Collected data entries:
◆ ◆ ◆ ◆

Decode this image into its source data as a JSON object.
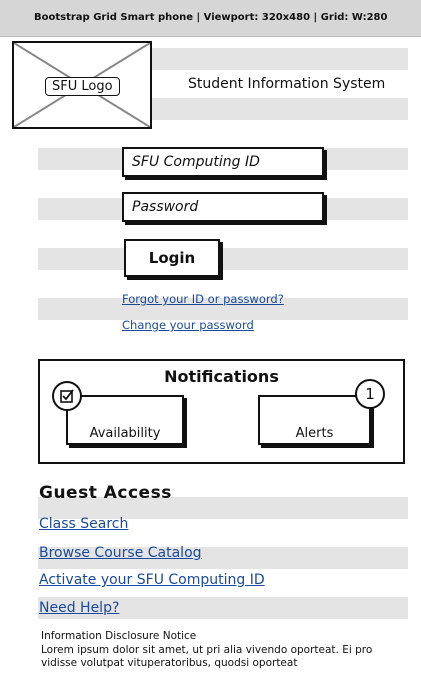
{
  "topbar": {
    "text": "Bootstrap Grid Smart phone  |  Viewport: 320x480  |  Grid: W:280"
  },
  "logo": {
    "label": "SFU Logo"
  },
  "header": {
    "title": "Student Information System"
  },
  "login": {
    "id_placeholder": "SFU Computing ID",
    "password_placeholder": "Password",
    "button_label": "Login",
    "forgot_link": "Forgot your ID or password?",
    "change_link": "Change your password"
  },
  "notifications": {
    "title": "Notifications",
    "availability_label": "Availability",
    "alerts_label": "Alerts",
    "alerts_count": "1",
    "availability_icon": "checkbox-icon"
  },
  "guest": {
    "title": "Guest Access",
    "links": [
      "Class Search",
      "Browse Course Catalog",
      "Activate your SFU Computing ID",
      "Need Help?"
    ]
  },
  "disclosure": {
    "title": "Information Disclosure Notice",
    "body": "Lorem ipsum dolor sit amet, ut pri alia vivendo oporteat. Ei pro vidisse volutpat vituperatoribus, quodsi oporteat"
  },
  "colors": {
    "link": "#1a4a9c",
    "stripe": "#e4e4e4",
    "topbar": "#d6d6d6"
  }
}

◆ ◆ ◆ ◆

Copy the material above exactly and drop the pictures.

Decode this image into its source data as a JSON object.
{
  "topbar": {
    "text": "Bootstrap Grid Smart phone  |  Viewport: 320x480  |  Grid: W:280"
  },
  "logo": {
    "label": "SFU Logo"
  },
  "header": {
    "title": "Student Information System"
  },
  "login": {
    "id_placeholder": "SFU Computing ID",
    "password_placeholder": "Password",
    "button_label": "Login",
    "forgot_link": "Forgot your ID or password?",
    "change_link": "Change your password"
  },
  "notifications": {
    "title": "Notifications",
    "availability_label": "Availability",
    "alerts_label": "Alerts",
    "alerts_count": "1",
    "availability_icon": "checkbox-icon"
  },
  "guest": {
    "title": "Guest Access",
    "links": [
      "Class Search",
      "Browse Course Catalog",
      "Activate your SFU Computing ID",
      "Need Help?"
    ]
  },
  "disclosure": {
    "title": "Information Disclosure Notice",
    "body": "Lorem ipsum dolor sit amet, ut pri alia vivendo oporteat. Ei pro vidisse volutpat vituperatoribus, quodsi oporteat"
  },
  "colors": {
    "link": "#1a4a9c",
    "stripe": "#e4e4e4",
    "topbar": "#d6d6d6"
  }
}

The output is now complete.